** WHAT IS EXPECTED **
Where a line contains the string "esterna", copy that line.

## START DATA SECTION

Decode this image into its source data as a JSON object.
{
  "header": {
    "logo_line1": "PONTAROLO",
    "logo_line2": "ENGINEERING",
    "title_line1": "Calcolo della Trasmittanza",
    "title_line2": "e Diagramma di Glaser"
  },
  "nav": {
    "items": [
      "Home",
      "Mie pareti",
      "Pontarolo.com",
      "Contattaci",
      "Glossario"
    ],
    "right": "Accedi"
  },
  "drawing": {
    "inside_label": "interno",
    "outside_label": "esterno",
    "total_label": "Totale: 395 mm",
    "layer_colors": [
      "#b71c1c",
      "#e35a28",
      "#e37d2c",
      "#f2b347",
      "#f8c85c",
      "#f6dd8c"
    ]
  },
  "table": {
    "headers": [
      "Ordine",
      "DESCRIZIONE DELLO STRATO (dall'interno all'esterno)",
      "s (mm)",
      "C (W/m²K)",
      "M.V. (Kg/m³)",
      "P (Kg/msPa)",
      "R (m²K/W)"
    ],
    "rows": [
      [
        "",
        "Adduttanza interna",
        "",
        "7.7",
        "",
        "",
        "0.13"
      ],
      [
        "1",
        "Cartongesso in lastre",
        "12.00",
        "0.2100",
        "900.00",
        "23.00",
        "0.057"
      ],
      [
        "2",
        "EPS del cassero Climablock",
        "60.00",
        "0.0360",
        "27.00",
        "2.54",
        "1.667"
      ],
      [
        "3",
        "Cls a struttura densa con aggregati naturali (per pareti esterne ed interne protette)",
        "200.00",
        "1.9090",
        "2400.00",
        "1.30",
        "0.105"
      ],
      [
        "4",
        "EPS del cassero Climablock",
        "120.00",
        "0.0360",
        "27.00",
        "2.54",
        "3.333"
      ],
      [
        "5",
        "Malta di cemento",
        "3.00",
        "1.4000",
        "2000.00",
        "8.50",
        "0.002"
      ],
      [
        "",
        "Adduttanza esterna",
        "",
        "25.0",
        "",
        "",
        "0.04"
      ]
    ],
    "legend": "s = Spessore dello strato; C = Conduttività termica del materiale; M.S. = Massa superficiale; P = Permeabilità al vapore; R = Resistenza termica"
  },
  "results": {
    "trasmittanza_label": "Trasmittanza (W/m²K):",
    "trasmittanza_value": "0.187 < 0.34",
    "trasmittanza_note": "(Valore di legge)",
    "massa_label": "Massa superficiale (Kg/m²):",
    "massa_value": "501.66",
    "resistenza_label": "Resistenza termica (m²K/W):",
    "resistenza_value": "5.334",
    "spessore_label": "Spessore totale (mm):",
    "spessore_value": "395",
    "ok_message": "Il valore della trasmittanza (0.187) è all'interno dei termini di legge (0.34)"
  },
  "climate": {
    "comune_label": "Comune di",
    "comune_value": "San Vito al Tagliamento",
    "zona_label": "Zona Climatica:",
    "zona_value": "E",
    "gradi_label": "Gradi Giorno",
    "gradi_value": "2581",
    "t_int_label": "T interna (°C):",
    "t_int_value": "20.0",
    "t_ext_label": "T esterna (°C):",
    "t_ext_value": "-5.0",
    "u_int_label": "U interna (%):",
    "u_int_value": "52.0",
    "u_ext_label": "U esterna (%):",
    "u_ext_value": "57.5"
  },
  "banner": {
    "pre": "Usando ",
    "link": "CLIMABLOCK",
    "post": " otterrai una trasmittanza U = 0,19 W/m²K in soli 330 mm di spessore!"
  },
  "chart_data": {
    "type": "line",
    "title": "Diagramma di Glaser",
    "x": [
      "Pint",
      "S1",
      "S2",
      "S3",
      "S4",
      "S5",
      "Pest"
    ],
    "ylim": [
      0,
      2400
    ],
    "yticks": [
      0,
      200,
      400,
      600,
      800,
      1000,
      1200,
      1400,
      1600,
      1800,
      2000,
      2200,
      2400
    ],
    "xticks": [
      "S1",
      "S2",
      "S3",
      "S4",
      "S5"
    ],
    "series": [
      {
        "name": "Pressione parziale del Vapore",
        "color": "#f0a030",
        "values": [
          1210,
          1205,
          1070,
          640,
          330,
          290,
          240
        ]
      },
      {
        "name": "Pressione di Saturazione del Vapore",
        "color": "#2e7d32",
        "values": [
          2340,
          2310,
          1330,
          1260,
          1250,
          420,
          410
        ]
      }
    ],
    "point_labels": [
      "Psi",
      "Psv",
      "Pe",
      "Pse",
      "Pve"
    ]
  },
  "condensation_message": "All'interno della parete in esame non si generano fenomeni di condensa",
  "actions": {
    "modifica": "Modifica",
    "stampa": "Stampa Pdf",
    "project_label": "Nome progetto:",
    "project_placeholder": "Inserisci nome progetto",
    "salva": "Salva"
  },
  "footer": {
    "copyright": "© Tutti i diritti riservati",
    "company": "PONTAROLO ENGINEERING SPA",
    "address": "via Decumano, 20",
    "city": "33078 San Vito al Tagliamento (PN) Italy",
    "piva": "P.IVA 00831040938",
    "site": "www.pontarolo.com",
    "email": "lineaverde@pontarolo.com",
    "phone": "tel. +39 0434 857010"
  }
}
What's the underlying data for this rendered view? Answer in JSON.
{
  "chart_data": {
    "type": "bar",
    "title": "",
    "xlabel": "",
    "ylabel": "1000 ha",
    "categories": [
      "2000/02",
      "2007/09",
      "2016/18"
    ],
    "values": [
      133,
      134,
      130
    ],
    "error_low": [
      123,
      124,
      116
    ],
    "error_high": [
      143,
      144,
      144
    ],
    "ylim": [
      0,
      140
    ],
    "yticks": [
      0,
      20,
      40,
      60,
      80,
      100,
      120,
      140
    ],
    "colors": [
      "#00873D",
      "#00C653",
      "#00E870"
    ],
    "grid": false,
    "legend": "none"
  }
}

## END DATA SECTION

** TASK ANSWER **
        "Adduttanza esterna",
    "t_ext_label": "T esterna (°C):",
    "u_ext_label": "U esterna (%):",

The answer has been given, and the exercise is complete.